▸ Task description
Locate each line of the material that contains "ochrony", then return it.

▸ Material
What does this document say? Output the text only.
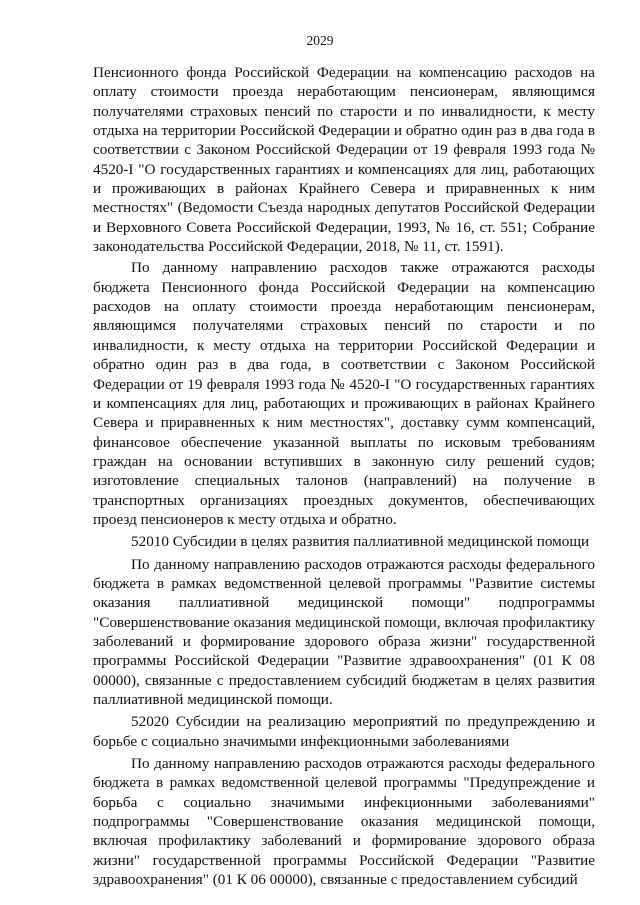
2029

Пенсионного фонда Российской Федерации на компенсацию расходов на оплату стоимости проезда неработающим пенсионерам, являющимся получателями страховых пенсий по старости и по инвалидности, к месту отдыха на территории Российской Федерации и обратно один раз в два года в соответствии с Законом Российской Федерации от 19 февраля 1993 года № 4520-I "О государственных гарантиях и компенсациях для лиц, работающих и проживающих в районах Крайнего Севера и приравненных к ним местностях" (Ведомости Съезда народных депутатов Российской Федерации и Верховного Совета Российской Федерации, 1993, № 16, ст. 551; Собрание законодательства Российской Федерации, 2018, № 11, ст. 1591).

По данному направлению расходов также отражаются расходы бюджета Пенсионного фонда Российской Федерации на компенсацию расходов на оплату стоимости проезда неработающим пенсионерам, являющимся получателями страховых пенсий по старости и по инвалидности, к месту отдыха на территории Российской Федерации и обратно один раз в два года, в соответствии с Законом Российской Федерации от 19 февраля 1993 года № 4520-I "О государственных гарантиях и компенсациях для лиц, работающих и проживающих в районах Крайнего Севера и приравненных к ним местностях", доставку сумм компенсаций, финансовое обеспечение указанной выплаты по исковым требованиям граждан на основании вступивших в законную силу решений судов; изготовление специальных талонов (направлений) на получение в транспортных организациях проездных документов, обеспечивающих проезд пенсионеров к месту отдыха и обратно.

52010 Субсидии в целях развития паллиативной медицинской помощи

По данному направлению расходов отражаются расходы федерального бюджета в рамках ведомственной целевой программы "Развитие системы оказания паллиативной медицинской помощи" подпрограммы "Совершенствование оказания медицинской помощи, включая профилактику заболеваний и формирование здорового образа жизни" государственной программы Российской Федерации "Развитие здравоохранения" (01 К 08 00000), связанные с предоставлением субсидий бюджетам в целях развития паллиативной медицинской помощи.

52020 Субсидии на реализацию мероприятий по предупреждению и борьбе с социально значимыми инфекционными заболеваниями

По данному направлению расходов отражаются расходы федерального бюджета в рамках ведомственной целевой программы "Предупреждение и борьба с социально значимыми инфекционными заболеваниями" подпрограммы "Совершенствование оказания медицинской помощи, включая профилактику заболеваний и формирование здорового образа жизни" государственной программы Российской Федерации "Развитие здравоохранения" (01 К 06 00000), связанные с предоставлением субсидий
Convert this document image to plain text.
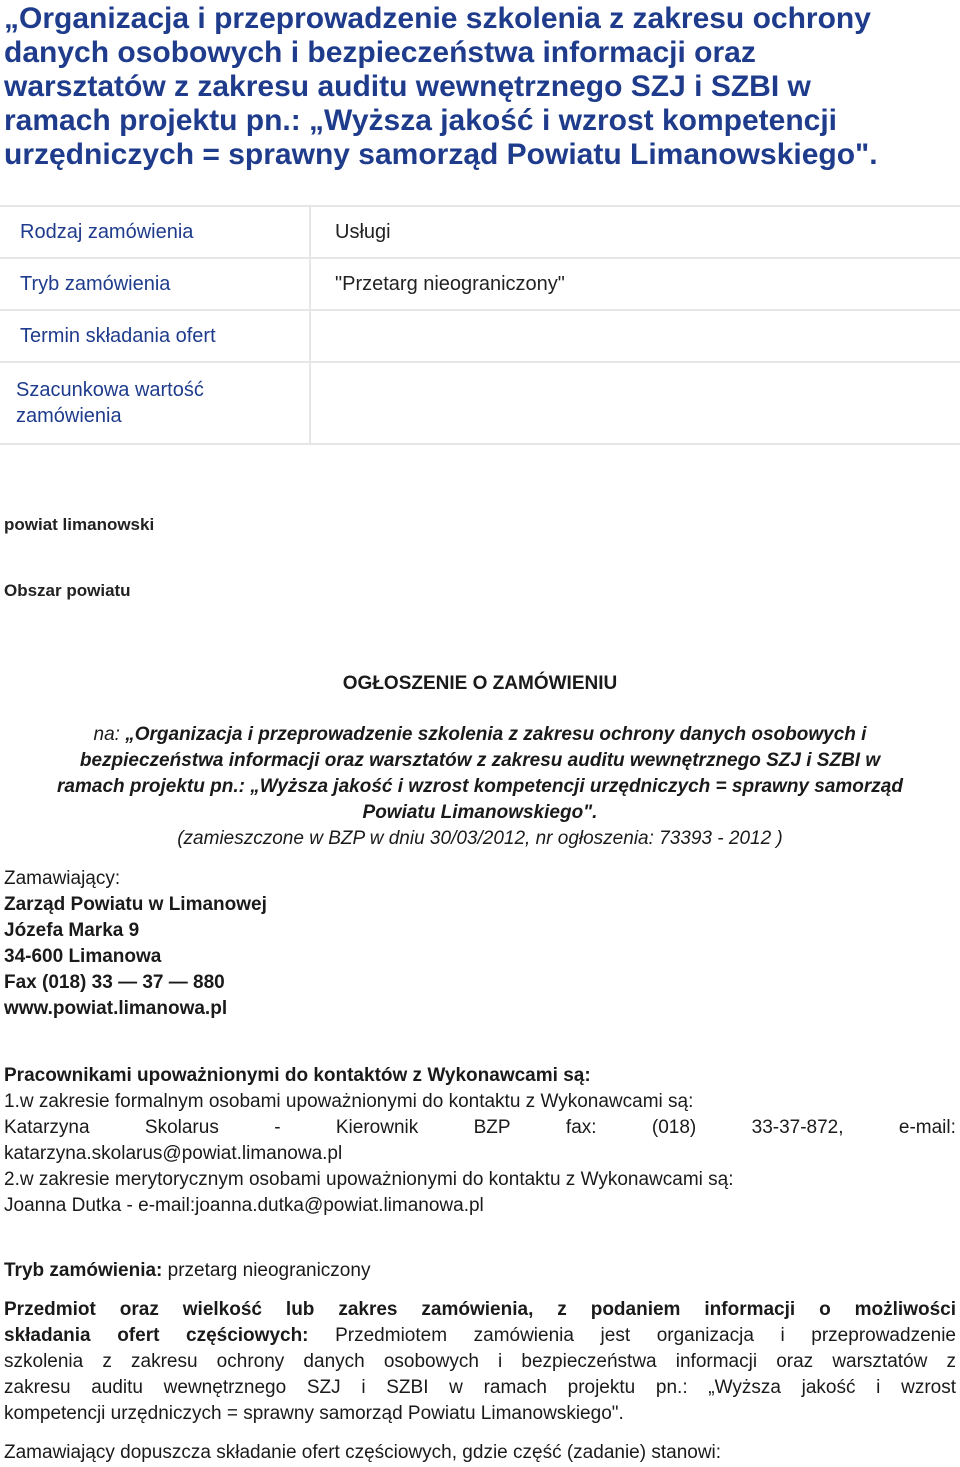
„Organizacja i przeprowadzenie szkolenia z zakresu ochrony
danych osobowych i bezpieczeństwa informacji oraz
warsztatów z zakresu auditu wewnętrznego SZJ i SZBI w
ramach projektu pn.: „Wyższa jakość i wzrost kompetencji
urzędniczych = sprawny samorząd Powiatu Limanowskiego".
Rodzaj zamówienia	Usługi
Tryb zamówienia	"Przetarg nieograniczony"
Termin składania ofert	
Szacunkowa wartość zamówienia	
powiat limanowski
Obszar powiatu
OGŁOSZENIE O ZAMÓWIENIU
na: „Organizacja i przeprowadzenie szkolenia z zakresu ochrony danych osobowych i
bezpieczeństwa informacji oraz warsztatów z zakresu auditu wewnętrznego SZJ i SZBI w
ramach projektu pn.: „Wyższa jakość i wzrost kompetencji urzędniczych = sprawny samorząd
Powiatu Limanowskiego".
(zamieszczone w BZP w dniu 30/03/2012, nr ogłoszenia: 73393 - 2012 )
Zamawiający:
Zarząd Powiatu w Limanowej
Józefa Marka 9
34-600 Limanowa
Fax (018) 33 — 37 — 880
www.powiat.limanowa.pl
Pracownikami upoważnionymi do kontaktów z Wykonawcami są:
1.w zakresie formalnym osobami upoważnionymi do kontaktu z Wykonawcami są:
Katarzyna	Skolarus	-	Kierownik	BZP	fax:	(018)	33-37-872,	e-mail:
katarzyna.skolarus@powiat.limanowa.pl
2.w zakresie merytorycznym osobami upoważnionymi do kontaktu z Wykonawcami są:
Joanna Dutka - e-mail:joanna.dutka@powiat.limanowa.pl
Tryb zamówienia: przetarg nieograniczony
Przedmiot oraz wielkość lub zakres zamówienia, z podaniem informacji o możliwości
składania ofert częściowych: Przedmiotem zamówienia jest organizacja i przeprowadzenie
szkolenia z zakresu ochrony danych osobowych i bezpieczeństwa informacji oraz warsztatów z
zakresu auditu wewnętrznego SZJ i SZBI w ramach projektu pn.: „Wyższa jakość i wzrost
kompetencji urzędniczych = sprawny samorząd Powiatu Limanowskiego".
Zamawiający dopuszcza składanie ofert częściowych, gdzie część (zadanie) stanowi:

▸ Reply to the task
„Organizacja i przeprowadzenie szkolenia z zakresu ochrony
na: „Organizacja i przeprowadzenie szkolenia z zakresu ochrony danych osobowych i
szkolenia z zakresu ochrony danych osobowych i bezpieczeństwa informacji oraz warsztatów z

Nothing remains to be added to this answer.